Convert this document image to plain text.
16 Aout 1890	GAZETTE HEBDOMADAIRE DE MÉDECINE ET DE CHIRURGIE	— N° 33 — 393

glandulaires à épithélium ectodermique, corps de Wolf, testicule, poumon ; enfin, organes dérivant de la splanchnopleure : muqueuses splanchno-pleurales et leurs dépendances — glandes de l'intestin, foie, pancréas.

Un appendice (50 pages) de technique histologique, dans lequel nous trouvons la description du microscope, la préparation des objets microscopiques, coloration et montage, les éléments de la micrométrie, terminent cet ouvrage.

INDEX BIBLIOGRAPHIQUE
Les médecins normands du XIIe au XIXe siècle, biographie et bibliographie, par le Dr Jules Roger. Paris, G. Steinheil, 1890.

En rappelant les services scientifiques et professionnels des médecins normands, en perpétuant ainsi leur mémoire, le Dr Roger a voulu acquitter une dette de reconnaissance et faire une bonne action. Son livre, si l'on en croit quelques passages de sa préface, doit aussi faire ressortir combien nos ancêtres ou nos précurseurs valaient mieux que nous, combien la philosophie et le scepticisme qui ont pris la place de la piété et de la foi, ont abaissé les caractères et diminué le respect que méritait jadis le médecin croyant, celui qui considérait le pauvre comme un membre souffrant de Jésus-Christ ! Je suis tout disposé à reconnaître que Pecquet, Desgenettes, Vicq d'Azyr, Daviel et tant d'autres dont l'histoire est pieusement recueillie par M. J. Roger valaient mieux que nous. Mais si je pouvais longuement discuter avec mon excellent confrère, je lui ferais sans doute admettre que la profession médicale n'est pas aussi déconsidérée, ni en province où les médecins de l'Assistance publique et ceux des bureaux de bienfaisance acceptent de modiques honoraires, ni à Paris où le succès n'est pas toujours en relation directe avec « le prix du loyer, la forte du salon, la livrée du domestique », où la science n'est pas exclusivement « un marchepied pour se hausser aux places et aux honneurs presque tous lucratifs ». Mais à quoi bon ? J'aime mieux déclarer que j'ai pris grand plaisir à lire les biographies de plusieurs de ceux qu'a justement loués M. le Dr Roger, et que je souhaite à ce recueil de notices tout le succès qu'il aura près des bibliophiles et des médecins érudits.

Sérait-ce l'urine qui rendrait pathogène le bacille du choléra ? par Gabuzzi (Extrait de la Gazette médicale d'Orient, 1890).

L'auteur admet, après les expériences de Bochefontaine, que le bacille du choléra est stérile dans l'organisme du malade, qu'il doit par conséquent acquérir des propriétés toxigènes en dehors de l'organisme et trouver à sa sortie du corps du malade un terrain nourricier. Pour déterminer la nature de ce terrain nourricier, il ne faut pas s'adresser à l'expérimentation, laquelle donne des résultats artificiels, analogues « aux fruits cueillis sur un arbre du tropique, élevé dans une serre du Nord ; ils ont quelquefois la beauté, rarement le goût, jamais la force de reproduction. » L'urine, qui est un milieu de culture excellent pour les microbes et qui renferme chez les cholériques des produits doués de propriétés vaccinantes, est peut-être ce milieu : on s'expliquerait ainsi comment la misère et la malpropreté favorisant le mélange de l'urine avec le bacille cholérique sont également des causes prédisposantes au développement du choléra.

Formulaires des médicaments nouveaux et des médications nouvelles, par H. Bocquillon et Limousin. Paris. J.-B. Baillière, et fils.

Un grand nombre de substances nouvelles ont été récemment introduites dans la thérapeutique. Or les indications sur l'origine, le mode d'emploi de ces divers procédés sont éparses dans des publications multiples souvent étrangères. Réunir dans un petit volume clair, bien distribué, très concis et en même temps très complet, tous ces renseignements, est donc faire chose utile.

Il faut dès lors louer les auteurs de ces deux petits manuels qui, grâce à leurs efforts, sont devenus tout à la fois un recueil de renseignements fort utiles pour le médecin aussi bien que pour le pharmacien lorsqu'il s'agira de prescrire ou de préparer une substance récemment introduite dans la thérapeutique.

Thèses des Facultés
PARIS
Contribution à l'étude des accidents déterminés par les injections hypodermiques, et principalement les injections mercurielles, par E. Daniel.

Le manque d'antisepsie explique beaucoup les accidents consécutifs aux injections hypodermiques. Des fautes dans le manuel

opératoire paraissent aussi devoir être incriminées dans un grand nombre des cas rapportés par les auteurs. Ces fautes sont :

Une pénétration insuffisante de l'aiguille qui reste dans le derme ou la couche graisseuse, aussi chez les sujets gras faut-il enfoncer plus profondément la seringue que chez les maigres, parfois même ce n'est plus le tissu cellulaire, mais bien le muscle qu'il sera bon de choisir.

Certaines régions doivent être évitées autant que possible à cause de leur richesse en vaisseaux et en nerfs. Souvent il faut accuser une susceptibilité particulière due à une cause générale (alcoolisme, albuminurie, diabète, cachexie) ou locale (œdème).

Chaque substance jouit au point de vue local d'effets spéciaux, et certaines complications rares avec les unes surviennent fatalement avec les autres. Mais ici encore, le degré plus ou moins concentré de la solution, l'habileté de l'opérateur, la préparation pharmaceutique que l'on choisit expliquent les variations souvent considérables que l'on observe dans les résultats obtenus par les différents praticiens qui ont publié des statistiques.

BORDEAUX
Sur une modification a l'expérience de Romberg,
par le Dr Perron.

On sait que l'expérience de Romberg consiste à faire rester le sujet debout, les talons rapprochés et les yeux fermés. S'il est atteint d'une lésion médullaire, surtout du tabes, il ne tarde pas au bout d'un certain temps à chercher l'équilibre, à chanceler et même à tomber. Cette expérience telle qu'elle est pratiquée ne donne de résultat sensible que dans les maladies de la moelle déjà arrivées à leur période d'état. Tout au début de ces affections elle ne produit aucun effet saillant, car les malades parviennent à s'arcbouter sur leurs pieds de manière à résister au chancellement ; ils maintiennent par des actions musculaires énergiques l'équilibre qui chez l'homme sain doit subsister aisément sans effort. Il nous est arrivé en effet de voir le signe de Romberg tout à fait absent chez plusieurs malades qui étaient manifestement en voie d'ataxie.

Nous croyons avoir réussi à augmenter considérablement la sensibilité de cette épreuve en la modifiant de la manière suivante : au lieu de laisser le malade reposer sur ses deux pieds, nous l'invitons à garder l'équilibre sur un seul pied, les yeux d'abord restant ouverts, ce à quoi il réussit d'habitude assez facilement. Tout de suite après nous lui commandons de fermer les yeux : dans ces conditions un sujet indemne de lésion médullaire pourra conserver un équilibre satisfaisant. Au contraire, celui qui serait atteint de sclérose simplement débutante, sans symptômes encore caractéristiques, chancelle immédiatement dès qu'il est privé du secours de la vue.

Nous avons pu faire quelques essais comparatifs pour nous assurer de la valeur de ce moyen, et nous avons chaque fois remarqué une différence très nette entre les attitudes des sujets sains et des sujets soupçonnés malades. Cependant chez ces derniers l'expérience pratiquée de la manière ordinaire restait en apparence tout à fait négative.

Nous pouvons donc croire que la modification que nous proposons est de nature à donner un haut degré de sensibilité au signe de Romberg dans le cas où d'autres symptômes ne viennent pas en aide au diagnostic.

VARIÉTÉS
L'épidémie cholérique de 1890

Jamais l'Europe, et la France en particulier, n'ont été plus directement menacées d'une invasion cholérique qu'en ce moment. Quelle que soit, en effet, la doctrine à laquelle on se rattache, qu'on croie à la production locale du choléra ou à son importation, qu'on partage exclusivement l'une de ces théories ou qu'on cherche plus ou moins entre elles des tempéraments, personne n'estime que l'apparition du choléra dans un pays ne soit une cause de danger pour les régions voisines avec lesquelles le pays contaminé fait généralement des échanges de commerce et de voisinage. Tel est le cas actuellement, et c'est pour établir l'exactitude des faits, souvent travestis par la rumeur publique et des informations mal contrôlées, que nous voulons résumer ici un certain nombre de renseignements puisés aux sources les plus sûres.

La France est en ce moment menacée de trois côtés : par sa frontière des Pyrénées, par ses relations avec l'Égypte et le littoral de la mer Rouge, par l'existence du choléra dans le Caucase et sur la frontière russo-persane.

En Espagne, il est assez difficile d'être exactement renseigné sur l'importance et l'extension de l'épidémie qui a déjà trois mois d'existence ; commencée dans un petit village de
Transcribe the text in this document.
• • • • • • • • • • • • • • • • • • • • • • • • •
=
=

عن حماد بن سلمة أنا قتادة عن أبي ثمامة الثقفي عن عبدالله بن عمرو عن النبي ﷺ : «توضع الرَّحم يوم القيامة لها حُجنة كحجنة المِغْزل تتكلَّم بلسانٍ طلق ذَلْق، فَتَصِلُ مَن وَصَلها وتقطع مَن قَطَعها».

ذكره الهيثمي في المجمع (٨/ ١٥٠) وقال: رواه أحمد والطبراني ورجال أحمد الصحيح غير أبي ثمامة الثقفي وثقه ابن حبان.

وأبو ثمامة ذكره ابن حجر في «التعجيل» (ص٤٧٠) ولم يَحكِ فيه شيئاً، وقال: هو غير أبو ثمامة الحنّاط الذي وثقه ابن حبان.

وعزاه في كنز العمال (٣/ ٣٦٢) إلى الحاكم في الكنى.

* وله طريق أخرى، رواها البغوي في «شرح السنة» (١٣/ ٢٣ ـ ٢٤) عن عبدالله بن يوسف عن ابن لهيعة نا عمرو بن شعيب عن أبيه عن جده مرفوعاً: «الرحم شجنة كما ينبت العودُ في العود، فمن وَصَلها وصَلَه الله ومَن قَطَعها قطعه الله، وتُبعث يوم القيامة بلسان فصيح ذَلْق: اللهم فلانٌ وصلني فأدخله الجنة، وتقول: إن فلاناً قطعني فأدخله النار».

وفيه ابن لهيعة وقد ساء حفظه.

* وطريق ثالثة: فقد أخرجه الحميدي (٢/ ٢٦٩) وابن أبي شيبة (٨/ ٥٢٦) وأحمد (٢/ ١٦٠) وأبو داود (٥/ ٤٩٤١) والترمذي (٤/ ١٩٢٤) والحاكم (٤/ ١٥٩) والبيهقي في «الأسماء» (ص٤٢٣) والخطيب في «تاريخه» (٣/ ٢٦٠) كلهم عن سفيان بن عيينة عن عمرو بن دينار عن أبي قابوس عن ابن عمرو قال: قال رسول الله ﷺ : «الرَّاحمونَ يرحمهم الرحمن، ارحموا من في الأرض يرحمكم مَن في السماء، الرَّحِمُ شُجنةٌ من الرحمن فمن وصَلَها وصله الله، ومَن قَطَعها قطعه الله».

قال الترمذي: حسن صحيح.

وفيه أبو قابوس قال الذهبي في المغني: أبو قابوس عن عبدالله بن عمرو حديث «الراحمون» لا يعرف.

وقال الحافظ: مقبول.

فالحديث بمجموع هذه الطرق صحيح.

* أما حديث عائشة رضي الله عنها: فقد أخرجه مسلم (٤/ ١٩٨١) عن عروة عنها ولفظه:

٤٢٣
──────────────────────────────
Which lines contain the word "ذكره"? Return each of them.

ذكره الهيثمي في المجمع (٨/ ١٥٠) وقال: رواه أحمد والطبراني ورجال أحمد الصحيح غير أبي ثمامة الثقفي وثقه ابن حبان.
وأبو ثمامة ذكره ابن حجر في «التعجيل» (ص٤٧٠) ولم يَحكِ فيه شيئاً، وقال: هو غير أبو ثمامة الحنّاط الذي وثقه ابن حبان.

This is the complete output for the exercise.